Stored entries
• • •

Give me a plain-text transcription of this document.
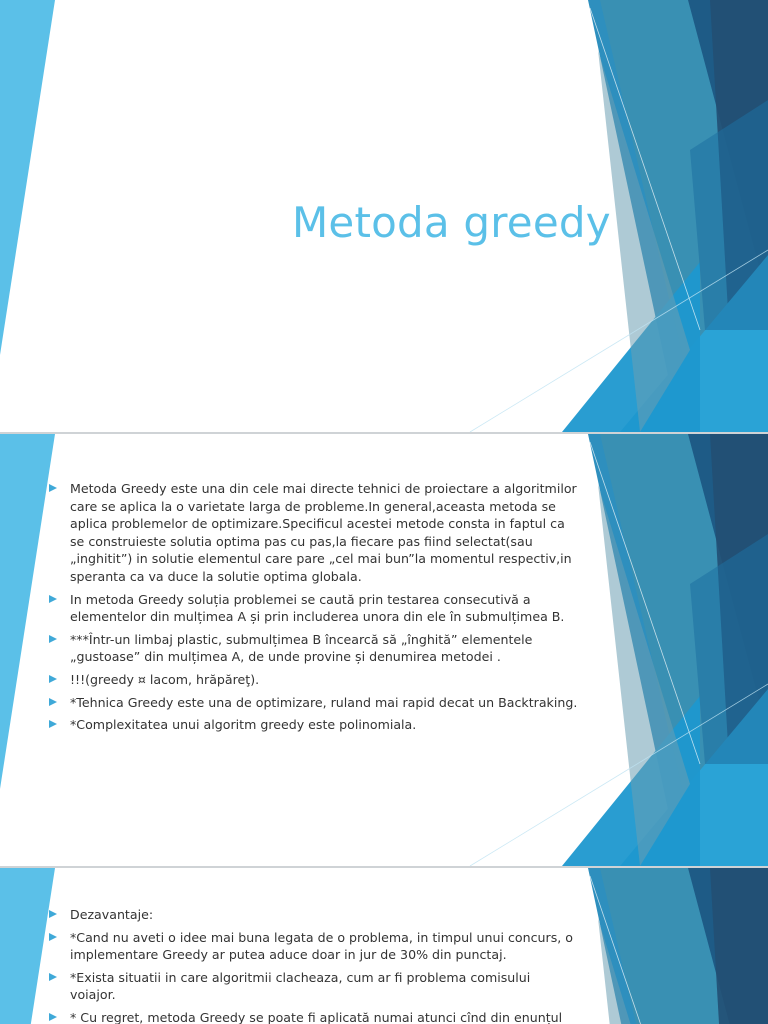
Metoda greedy
Metoda Greedy este una din cele mai directe tehnici de proiectare a algoritmilor care se aplica la o varietate larga de probleme.In general,aceasta metoda se aplica problemelor de optimizare.Specificul acestei metode consta in faptul ca se construieste solutia optima pas cu pas,la fiecare pas fiind selectat(sau „inghitit”) in solutie elementul care pare „cel mai bun”la momentul respectiv,in speranta ca va duce la solutie optima globala.
In metoda Greedy soluția problemei se caută prin testarea consecutivă a elementelor din mulțimea A și prin includerea unora din ele în submulțimea B.
***Într-un limbaj plastic, submulțimea B încearcă să „înghită” elementele „gustoase” din mulțimea A, de unde provine și denumirea metodei .
!!!(greedy ¤ lacom, hrăpăreţ).
*Tehnica Greedy este una de optimizare, ruland mai rapid decat un Backtraking.
*Complexitatea unui algoritm greedy este polinomiala.
Dezavantaje:
*Cand nu aveti o idee mai buna legata de o problema, in timpul unui concurs, o implementare Greedy ar putea aduce doar in jur de 30% din punctaj.
*Exista situatii in care algoritmii clacheaza, cum ar fi problema comisului voiajor.
* Cu regret, metoda Greedy se poate fi aplicată numai atunci cînd din enunțul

• • •

-- Stated problem --
Using the listing above, show each line holding the string "problema".

-- Expected answer --
*Cand nu aveti o idee mai buna legata de o problema, in timpul unui concurs, o implementare Greedy ar putea aduce doar in jur de 30% din punctaj.
*Exista situatii in care algoritmii clacheaza, cum ar fi problema comisului voiajor.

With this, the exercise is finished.